Exercise aim
For the records that follow, give the number of lines containing the word "aber", with no added text.

⟨

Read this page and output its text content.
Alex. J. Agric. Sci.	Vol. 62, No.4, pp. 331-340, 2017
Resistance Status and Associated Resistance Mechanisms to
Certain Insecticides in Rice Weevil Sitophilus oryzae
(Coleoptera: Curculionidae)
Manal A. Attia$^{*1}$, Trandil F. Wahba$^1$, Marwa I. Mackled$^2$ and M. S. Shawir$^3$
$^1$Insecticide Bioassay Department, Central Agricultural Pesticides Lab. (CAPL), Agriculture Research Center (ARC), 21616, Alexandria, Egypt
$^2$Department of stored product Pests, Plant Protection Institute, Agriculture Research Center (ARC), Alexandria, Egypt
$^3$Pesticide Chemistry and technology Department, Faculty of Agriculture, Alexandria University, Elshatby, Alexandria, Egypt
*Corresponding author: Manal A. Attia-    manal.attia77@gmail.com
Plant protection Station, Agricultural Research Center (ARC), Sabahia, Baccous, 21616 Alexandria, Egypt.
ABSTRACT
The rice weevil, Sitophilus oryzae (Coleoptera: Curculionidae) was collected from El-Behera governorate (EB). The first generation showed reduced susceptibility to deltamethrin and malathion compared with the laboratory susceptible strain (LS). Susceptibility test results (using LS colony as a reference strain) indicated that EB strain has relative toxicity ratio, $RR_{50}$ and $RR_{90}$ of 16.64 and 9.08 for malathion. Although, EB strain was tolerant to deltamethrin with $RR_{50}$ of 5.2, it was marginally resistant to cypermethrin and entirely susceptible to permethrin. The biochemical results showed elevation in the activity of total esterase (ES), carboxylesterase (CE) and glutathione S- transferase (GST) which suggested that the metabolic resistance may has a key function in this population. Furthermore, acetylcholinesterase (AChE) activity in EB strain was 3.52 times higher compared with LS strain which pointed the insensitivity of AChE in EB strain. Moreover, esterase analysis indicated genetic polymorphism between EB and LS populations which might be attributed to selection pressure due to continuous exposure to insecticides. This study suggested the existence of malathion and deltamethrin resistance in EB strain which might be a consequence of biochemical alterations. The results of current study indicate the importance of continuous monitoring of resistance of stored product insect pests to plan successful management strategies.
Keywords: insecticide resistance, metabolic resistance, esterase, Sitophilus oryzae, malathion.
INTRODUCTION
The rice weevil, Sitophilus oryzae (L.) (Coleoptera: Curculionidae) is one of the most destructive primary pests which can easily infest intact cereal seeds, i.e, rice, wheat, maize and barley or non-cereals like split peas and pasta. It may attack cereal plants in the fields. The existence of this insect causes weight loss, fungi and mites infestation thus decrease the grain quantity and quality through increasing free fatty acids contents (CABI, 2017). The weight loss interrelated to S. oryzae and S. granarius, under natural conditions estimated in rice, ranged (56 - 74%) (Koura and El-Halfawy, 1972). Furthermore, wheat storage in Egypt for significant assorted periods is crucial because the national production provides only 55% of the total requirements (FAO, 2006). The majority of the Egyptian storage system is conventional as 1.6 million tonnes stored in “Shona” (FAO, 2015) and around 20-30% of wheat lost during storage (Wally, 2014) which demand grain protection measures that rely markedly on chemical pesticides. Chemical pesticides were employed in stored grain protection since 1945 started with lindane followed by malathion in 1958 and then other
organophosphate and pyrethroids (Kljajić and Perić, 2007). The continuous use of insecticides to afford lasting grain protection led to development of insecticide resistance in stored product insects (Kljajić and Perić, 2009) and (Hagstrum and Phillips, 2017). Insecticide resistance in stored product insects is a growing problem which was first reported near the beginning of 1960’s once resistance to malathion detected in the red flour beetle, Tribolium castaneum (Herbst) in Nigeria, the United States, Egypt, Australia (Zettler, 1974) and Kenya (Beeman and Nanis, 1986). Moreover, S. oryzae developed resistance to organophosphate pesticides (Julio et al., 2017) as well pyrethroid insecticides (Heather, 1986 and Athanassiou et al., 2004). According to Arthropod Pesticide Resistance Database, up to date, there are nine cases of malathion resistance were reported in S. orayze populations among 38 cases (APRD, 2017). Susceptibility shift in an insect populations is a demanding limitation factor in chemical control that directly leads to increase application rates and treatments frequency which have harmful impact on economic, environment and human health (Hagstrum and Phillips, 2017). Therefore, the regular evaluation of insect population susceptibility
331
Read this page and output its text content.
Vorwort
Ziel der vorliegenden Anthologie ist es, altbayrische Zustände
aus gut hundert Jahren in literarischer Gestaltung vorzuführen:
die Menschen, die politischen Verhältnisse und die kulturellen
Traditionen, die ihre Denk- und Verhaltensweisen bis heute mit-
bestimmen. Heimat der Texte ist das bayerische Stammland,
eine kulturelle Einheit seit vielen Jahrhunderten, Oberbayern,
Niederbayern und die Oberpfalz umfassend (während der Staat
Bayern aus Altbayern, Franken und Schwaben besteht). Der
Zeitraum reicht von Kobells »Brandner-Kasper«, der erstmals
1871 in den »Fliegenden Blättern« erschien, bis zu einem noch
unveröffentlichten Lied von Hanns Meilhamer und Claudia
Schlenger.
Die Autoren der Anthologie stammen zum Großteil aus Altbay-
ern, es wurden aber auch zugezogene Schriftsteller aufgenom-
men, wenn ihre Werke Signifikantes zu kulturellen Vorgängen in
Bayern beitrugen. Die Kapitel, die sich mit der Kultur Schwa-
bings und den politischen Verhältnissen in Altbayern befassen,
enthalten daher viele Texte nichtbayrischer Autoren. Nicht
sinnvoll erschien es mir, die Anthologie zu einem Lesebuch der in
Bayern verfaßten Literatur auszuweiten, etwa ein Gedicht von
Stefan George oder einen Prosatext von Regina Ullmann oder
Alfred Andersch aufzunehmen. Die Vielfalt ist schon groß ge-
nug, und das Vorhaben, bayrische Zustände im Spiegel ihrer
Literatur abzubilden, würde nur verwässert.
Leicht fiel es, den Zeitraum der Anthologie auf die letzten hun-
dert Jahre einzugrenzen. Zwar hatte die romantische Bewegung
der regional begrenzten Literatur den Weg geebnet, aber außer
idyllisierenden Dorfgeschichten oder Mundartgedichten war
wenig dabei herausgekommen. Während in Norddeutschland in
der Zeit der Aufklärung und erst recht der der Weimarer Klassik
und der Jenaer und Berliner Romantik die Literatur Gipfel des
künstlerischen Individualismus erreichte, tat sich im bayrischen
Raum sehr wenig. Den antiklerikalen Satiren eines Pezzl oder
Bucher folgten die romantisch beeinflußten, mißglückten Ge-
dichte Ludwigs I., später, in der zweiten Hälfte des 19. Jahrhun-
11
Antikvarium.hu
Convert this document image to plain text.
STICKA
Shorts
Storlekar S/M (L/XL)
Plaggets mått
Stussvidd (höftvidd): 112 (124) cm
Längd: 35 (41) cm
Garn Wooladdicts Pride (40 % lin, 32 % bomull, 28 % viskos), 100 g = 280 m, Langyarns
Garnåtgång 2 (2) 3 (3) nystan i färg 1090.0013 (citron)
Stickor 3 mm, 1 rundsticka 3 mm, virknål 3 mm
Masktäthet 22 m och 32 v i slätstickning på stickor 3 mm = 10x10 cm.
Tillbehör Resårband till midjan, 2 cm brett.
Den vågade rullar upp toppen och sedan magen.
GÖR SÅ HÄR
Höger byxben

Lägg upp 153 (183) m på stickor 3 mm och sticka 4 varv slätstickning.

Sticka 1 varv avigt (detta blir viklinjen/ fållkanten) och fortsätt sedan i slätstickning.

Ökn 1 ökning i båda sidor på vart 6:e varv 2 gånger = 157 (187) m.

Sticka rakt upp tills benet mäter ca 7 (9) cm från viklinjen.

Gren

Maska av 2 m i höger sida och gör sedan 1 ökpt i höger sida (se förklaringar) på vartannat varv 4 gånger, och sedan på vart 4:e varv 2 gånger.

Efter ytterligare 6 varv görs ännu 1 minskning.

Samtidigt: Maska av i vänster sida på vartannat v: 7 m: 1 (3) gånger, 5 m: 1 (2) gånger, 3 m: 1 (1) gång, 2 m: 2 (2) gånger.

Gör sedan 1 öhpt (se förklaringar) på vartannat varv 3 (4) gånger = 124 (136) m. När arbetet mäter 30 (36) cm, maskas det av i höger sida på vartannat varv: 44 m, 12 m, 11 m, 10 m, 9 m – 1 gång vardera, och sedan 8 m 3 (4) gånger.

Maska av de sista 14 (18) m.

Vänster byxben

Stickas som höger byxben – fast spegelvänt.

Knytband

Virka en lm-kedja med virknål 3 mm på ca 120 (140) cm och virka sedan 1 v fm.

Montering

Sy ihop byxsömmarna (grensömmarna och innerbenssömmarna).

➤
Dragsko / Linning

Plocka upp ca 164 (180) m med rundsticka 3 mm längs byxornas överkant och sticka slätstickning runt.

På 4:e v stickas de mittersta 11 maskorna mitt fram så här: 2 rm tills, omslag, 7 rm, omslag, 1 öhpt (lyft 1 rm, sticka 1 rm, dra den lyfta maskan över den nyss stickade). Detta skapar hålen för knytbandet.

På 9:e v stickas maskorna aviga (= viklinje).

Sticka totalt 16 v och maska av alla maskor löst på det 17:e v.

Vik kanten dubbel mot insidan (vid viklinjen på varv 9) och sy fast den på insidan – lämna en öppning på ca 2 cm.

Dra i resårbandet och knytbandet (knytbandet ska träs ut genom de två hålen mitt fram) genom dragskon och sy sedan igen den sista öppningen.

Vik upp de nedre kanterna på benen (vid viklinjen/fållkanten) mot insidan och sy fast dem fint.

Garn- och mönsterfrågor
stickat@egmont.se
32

⟩

Finished exercise
2